● WORK INSTRUCTIONS:
Work through the material below line by line and say how many lines include the word "this". Only the number, please.

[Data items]
+++
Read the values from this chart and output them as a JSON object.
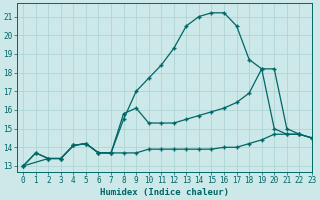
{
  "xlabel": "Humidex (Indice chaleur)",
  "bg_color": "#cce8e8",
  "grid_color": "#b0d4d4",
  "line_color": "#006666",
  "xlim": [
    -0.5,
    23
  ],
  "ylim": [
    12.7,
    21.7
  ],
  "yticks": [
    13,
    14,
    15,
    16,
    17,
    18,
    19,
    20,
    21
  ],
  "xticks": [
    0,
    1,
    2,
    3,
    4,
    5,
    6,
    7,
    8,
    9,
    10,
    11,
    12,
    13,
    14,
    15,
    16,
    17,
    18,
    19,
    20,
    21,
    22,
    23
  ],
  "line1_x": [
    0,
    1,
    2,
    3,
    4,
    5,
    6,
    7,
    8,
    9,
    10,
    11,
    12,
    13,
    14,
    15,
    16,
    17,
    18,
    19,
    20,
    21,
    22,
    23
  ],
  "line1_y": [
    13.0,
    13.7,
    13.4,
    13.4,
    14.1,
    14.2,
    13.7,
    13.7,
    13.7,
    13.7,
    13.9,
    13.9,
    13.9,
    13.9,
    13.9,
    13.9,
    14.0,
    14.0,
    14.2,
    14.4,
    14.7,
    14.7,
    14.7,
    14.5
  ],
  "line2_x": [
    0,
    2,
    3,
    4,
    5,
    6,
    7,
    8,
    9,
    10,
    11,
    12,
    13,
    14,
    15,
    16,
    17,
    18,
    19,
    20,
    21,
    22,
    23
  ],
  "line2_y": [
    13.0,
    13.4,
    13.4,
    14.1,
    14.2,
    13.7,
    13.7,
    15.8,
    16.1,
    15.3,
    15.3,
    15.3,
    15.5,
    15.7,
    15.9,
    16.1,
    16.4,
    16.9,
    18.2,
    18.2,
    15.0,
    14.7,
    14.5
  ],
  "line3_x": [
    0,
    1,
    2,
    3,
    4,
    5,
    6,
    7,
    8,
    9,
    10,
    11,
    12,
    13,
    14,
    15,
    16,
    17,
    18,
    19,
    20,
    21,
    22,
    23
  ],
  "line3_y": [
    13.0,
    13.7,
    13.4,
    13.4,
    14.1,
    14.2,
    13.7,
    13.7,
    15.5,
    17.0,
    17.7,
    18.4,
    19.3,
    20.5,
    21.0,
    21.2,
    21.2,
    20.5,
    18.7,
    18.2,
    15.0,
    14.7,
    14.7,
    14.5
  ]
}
+++
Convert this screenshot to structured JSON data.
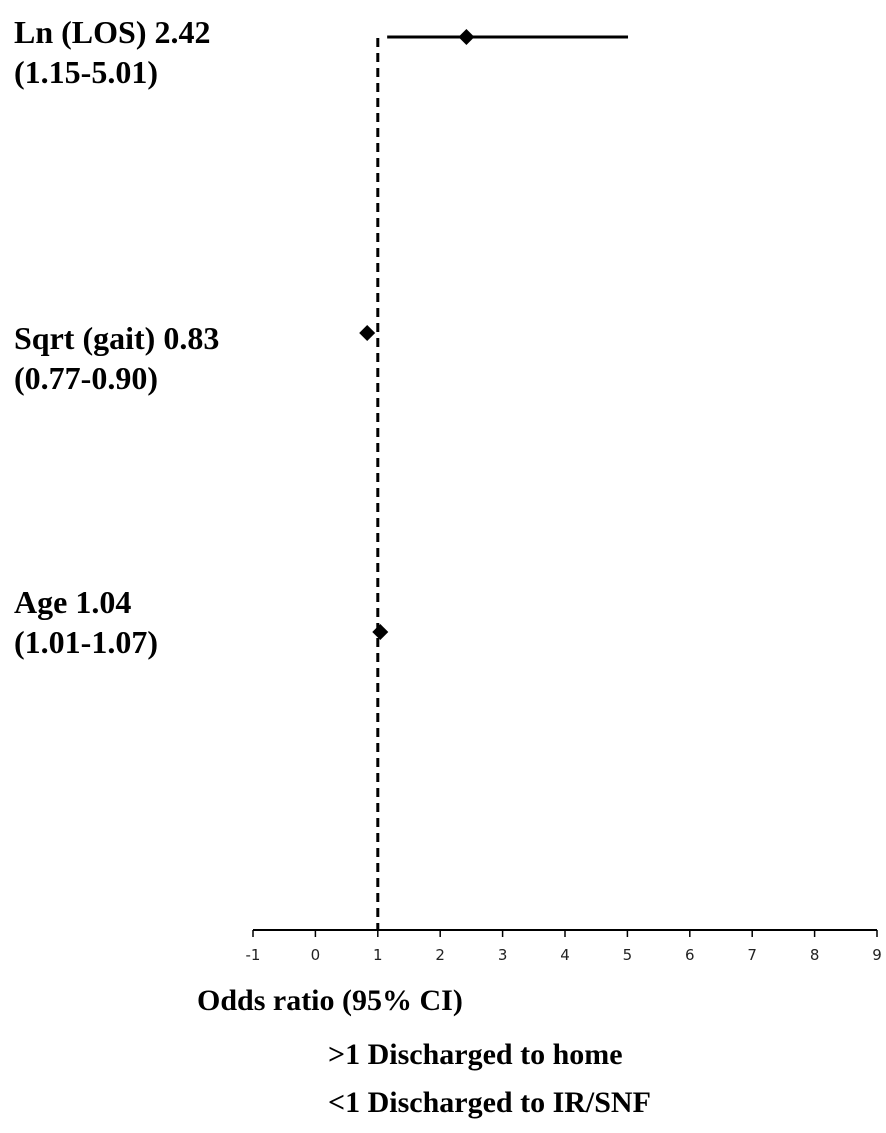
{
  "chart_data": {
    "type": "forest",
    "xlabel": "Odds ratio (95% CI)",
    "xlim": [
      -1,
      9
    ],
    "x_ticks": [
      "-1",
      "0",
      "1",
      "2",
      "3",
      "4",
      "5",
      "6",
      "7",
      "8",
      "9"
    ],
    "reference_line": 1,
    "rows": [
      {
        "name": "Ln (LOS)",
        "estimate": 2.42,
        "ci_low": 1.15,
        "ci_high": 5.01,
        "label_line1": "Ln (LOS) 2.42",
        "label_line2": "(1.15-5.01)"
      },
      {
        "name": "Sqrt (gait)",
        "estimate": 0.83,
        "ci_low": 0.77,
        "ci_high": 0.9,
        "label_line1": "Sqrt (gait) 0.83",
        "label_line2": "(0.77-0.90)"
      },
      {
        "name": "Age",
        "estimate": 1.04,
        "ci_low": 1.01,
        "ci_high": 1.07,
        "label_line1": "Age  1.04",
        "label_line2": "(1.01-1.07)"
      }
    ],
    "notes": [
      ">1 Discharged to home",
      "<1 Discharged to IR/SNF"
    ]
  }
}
+++
● TASK RESULT:
2